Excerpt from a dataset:

-------------------------

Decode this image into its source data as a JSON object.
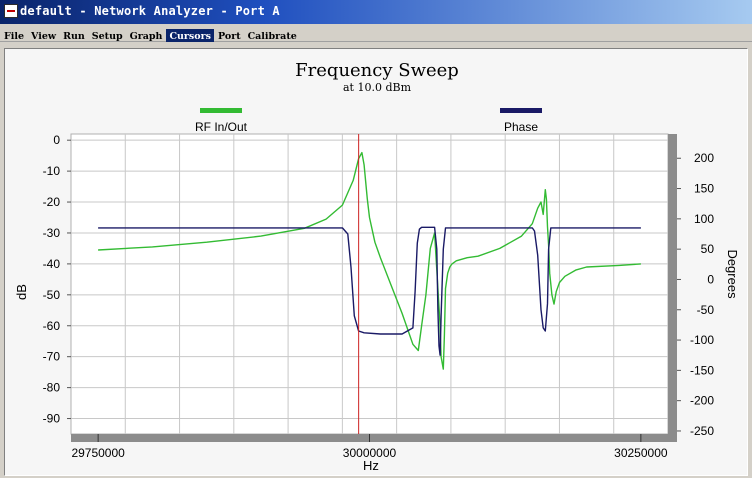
{
  "window": {
    "title": "default - Network Analyzer - Port A"
  },
  "menu": [
    {
      "label": "File"
    },
    {
      "label": "View"
    },
    {
      "label": "Run"
    },
    {
      "label": "Setup"
    },
    {
      "label": "Graph"
    },
    {
      "label": "Cursors",
      "active": true
    },
    {
      "label": "Port"
    },
    {
      "label": "Calibrate"
    }
  ],
  "colors": {
    "rf_series": "#33bb33",
    "phase_series": "#1a1a66",
    "cursor": "#cc2222",
    "grid": "#c8c8c8"
  },
  "chart_data": {
    "type": "line",
    "title": "Frequency Sweep",
    "subtitle": "at 10.0 dBm",
    "xlabel": "Hz",
    "ylabel_left": "dB",
    "ylabel_right": "Degrees",
    "xlim": [
      29725000,
      30275000
    ],
    "ylim_left": [
      -95,
      2
    ],
    "ylim_right": [
      -255,
      240
    ],
    "x_ticks": [
      29750000,
      30000000,
      30250000
    ],
    "x_tick_labels": [
      "29750000",
      "30000000",
      "30250000"
    ],
    "y_left_ticks": [
      0,
      -10,
      -20,
      -30,
      -40,
      -50,
      -60,
      -70,
      -80,
      -90
    ],
    "y_left_tick_labels": [
      "0",
      "-10",
      "-20",
      "-30",
      "-40",
      "-50",
      "-60",
      "-70",
      "-80",
      "-90"
    ],
    "y_right_ticks": [
      200,
      150,
      100,
      50,
      0,
      -50,
      -100,
      -150,
      -200,
      -250
    ],
    "y_right_tick_labels": [
      "200",
      "150",
      "100",
      "50",
      "0",
      "-50",
      "-100",
      "-150",
      "-200",
      "-250"
    ],
    "grid": true,
    "legend_position": "top",
    "cursor_x": 29990000,
    "series": [
      {
        "name": "RF In/Out",
        "axis": "left",
        "x": [
          29750000,
          29800000,
          29850000,
          29900000,
          29940000,
          29960000,
          29975000,
          29985000,
          29990000,
          29993000,
          29995000,
          29998000,
          30000000,
          30005000,
          30010000,
          30020000,
          30030000,
          30040000,
          30045000,
          30048000,
          30052000,
          30056000,
          30060000,
          30065000,
          30066000,
          30068000,
          30069000,
          30070000,
          30072000,
          30074000,
          30076000,
          30080000,
          30090000,
          30100000,
          30120000,
          30140000,
          30150000,
          30155000,
          30158000,
          30160000,
          30162000,
          30163000,
          30164000,
          30165000,
          30166000,
          30168000,
          30170000,
          30172000,
          30175000,
          30180000,
          30190000,
          30200000,
          30230000,
          30250000
        ],
        "y": [
          -35.5,
          -34.5,
          -33,
          -31,
          -28.5,
          -25.5,
          -21,
          -13,
          -6,
          -4,
          -8,
          -19,
          -25,
          -33,
          -38,
          -47,
          -56,
          -66,
          -68,
          -60,
          -50,
          -35,
          -30,
          -60,
          -70,
          -74,
          -63,
          -48,
          -43,
          -41,
          -40,
          -39,
          -38,
          -37.5,
          -35,
          -31,
          -27,
          -22,
          -20,
          -24,
          -16,
          -19,
          -28,
          -34,
          -43,
          -50,
          -53,
          -49,
          -46,
          -44,
          -42,
          -41,
          -40.5,
          -40
        ]
      },
      {
        "name": "Phase",
        "axis": "right",
        "x": [
          29750000,
          29950000,
          29975000,
          29980000,
          29983000,
          29986000,
          29990000,
          29995000,
          30010000,
          30030000,
          30040000,
          30042000,
          30044000,
          30046000,
          30048000,
          30050000,
          30056000,
          30060000,
          30062000,
          30063000,
          30064000,
          30065000,
          30066000,
          30068000,
          30070000,
          30150000,
          30152000,
          30155000,
          30158000,
          30160000,
          30162000,
          30164000,
          30165000,
          30167000,
          30170000,
          30180000,
          30250000
        ],
        "y": [
          85,
          85,
          85,
          75,
          20,
          -60,
          -85,
          -88,
          -90,
          -90,
          -80,
          -20,
          60,
          83,
          86,
          86,
          86,
          86,
          50,
          -50,
          -110,
          -125,
          -60,
          50,
          85,
          85,
          80,
          40,
          -50,
          -80,
          -85,
          -40,
          50,
          85,
          85,
          85,
          85
        ]
      }
    ]
  }
}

-------------------------

Search the entries for the string "Port" and collect each line that has it.

    "title": "default - Network Analyzer - Port A"
      "label": "Port"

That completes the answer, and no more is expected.